Figure record extracts

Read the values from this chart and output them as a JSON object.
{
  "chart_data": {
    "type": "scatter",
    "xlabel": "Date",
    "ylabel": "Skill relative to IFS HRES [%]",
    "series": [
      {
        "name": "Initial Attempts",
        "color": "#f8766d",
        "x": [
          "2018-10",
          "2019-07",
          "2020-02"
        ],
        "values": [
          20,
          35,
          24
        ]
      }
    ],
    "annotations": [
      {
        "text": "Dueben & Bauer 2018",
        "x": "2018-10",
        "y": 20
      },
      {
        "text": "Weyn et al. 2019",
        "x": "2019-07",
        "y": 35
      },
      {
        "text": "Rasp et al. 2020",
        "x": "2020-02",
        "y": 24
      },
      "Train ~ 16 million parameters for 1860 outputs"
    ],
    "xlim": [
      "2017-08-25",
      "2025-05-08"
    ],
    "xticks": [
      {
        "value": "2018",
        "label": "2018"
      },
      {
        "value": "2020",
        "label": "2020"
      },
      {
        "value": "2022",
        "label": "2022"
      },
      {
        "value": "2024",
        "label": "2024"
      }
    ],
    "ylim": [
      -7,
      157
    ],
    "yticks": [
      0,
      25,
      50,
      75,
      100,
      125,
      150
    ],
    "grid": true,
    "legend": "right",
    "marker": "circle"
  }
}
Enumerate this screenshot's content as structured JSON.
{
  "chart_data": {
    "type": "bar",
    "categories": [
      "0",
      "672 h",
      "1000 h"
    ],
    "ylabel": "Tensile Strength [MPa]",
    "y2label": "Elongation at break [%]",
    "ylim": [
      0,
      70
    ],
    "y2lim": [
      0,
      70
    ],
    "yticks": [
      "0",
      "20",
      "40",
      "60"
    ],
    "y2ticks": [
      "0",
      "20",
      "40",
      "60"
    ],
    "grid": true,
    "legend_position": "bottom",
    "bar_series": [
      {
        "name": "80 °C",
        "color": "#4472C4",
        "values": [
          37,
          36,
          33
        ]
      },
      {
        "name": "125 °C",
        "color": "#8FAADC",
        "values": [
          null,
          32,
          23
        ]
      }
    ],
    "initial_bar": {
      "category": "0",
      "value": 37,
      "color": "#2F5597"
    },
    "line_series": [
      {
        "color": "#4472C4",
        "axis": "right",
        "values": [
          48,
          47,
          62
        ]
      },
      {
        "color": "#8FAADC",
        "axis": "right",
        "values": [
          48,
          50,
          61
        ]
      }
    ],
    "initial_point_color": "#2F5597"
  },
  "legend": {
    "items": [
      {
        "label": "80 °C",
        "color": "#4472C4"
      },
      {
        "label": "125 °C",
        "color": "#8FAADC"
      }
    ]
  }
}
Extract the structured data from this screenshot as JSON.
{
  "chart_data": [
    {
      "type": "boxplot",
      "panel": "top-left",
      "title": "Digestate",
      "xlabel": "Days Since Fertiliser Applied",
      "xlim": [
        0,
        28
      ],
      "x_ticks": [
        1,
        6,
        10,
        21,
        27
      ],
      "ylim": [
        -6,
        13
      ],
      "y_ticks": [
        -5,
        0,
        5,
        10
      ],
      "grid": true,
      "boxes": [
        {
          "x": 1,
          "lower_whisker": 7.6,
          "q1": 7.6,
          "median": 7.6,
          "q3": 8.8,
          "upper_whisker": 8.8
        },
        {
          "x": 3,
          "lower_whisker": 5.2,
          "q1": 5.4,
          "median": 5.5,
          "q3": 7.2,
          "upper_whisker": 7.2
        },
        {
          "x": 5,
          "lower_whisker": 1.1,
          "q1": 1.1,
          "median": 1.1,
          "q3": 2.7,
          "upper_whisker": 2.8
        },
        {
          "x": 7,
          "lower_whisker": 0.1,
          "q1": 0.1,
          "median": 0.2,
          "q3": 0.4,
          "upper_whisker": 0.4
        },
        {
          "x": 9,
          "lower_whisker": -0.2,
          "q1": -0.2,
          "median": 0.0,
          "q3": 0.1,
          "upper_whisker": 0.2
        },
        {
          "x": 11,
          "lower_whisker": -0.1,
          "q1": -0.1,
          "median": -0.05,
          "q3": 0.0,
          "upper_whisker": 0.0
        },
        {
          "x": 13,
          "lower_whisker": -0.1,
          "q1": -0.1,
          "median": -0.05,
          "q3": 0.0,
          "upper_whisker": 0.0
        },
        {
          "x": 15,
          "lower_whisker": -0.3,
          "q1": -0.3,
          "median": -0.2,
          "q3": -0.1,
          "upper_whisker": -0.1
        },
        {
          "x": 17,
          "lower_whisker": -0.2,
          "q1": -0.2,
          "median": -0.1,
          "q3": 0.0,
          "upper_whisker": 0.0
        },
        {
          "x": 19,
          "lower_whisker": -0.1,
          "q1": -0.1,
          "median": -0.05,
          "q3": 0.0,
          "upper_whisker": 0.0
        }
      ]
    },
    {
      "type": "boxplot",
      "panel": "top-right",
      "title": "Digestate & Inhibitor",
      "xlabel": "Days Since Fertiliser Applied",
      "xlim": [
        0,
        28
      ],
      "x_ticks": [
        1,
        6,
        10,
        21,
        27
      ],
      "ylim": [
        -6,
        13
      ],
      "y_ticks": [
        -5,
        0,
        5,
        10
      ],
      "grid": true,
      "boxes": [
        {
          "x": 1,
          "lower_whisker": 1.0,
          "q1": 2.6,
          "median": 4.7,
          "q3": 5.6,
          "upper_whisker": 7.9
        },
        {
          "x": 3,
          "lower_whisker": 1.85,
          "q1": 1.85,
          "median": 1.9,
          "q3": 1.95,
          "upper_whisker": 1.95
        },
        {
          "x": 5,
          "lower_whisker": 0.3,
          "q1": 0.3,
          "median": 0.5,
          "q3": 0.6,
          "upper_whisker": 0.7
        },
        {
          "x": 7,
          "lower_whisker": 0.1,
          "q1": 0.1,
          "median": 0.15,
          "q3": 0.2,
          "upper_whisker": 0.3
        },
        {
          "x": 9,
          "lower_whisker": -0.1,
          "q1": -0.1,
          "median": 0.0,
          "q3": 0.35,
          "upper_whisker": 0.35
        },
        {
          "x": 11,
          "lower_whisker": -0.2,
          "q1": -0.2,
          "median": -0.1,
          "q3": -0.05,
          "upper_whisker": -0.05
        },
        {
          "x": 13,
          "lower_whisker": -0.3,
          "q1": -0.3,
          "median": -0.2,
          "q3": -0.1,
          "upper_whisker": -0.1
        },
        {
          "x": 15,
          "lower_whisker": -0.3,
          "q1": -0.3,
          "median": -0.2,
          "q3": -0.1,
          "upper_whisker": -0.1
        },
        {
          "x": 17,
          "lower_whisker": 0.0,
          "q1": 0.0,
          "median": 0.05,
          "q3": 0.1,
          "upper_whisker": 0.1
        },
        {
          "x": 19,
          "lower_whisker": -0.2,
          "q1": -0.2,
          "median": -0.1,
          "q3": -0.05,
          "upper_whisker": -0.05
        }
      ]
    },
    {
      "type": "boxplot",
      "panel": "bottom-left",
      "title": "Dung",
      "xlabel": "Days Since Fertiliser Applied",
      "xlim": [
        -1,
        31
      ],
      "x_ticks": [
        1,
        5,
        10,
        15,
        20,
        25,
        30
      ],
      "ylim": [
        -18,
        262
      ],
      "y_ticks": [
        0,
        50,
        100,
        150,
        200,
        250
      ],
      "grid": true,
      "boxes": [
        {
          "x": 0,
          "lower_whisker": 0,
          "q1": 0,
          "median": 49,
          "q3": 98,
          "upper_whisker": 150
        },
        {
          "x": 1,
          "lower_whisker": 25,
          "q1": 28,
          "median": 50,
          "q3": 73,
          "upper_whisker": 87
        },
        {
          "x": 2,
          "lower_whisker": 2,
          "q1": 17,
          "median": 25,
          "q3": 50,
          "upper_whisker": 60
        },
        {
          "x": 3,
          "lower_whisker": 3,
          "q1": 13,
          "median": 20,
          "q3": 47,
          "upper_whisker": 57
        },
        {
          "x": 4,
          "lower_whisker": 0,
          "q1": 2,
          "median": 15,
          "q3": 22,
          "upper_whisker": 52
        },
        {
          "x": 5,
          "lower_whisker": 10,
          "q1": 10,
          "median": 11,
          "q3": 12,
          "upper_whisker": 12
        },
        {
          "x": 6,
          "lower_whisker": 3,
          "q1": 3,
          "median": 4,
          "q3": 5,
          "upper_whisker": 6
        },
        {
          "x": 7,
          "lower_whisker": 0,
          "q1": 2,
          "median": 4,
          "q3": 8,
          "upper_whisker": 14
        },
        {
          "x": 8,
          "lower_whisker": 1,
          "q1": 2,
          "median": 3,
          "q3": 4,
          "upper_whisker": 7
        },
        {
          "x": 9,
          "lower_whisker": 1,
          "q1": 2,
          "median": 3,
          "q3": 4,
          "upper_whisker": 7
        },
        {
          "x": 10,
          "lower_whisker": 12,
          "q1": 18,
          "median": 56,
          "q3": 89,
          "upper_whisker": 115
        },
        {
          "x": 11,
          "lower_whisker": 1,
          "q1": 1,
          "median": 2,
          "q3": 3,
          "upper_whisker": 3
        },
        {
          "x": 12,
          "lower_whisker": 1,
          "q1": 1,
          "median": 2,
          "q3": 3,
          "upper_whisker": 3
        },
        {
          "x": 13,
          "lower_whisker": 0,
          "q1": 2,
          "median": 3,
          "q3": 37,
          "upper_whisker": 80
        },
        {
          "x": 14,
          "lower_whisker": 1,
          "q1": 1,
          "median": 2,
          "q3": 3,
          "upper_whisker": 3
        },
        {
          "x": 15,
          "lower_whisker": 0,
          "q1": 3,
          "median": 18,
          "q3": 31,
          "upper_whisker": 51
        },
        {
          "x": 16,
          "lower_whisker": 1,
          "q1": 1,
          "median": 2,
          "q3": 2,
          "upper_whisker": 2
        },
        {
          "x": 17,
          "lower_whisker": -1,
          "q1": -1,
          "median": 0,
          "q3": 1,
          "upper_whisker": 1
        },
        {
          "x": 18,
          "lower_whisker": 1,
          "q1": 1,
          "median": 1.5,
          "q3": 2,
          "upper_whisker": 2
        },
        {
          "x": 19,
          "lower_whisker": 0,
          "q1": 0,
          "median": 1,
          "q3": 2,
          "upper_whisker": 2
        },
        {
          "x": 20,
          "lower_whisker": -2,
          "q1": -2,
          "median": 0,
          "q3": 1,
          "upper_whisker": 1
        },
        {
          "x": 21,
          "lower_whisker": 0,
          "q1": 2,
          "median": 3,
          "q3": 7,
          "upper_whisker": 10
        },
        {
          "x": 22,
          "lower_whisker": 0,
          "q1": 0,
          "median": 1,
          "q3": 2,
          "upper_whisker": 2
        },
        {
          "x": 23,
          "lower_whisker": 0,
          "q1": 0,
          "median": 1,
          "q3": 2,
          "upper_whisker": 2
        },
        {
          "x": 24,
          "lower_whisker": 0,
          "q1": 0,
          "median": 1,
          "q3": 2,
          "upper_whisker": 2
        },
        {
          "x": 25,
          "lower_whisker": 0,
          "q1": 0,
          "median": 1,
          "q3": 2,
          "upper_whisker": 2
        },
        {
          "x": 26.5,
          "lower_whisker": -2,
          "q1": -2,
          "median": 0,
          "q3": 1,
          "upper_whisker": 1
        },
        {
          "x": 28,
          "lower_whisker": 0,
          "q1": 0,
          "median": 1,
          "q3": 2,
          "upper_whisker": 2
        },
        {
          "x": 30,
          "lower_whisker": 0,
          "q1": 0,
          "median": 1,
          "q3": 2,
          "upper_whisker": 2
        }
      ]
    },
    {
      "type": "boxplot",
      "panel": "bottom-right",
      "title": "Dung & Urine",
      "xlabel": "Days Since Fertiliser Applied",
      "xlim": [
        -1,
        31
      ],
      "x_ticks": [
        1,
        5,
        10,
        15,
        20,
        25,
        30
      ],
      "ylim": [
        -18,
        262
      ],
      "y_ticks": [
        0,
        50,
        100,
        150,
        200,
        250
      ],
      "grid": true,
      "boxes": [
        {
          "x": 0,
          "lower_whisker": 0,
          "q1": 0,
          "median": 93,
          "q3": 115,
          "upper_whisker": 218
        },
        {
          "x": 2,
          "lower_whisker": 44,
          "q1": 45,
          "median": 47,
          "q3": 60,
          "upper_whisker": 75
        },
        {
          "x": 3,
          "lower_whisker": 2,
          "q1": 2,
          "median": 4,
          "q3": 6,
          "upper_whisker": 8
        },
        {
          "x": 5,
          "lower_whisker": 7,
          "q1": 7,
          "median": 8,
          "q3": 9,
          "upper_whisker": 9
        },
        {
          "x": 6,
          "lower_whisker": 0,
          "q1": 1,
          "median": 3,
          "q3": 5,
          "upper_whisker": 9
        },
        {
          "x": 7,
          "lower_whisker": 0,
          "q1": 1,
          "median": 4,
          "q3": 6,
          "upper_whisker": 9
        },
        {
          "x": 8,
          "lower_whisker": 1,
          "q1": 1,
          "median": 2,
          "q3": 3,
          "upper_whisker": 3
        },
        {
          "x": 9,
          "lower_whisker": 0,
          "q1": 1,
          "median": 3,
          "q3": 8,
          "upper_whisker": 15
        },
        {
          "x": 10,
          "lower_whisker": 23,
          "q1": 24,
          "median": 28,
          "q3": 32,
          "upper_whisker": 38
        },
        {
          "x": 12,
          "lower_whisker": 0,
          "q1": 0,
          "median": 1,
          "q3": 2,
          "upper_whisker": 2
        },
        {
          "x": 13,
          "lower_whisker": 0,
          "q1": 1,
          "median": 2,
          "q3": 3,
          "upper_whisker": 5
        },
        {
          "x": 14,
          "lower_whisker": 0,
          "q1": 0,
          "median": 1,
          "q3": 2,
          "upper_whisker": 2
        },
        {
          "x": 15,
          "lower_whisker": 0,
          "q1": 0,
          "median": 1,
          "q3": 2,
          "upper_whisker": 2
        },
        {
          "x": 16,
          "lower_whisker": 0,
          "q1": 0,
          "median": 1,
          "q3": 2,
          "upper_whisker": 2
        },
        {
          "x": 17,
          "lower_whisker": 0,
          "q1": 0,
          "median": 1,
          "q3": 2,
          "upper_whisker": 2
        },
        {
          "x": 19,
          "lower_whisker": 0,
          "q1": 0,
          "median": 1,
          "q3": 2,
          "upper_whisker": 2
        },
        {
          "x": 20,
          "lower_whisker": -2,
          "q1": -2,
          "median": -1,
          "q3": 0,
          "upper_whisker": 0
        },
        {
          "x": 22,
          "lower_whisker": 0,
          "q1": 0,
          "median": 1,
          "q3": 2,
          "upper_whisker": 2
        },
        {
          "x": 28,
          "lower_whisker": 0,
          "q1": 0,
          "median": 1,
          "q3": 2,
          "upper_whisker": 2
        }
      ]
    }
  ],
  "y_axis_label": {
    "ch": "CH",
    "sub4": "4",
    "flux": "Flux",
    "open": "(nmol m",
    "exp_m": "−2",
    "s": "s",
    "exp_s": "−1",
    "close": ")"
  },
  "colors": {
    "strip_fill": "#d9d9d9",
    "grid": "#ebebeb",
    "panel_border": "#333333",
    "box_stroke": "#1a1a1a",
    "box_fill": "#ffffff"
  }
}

STATED EXERCISE
Look through the lines above and collect those with the word "ylabel".

SOLUTION FOR THIS EXERCISE
    "ylabel": "Skill relative to IFS HRES [%]",
    "ylabel": "Tensile Strength [MPa]",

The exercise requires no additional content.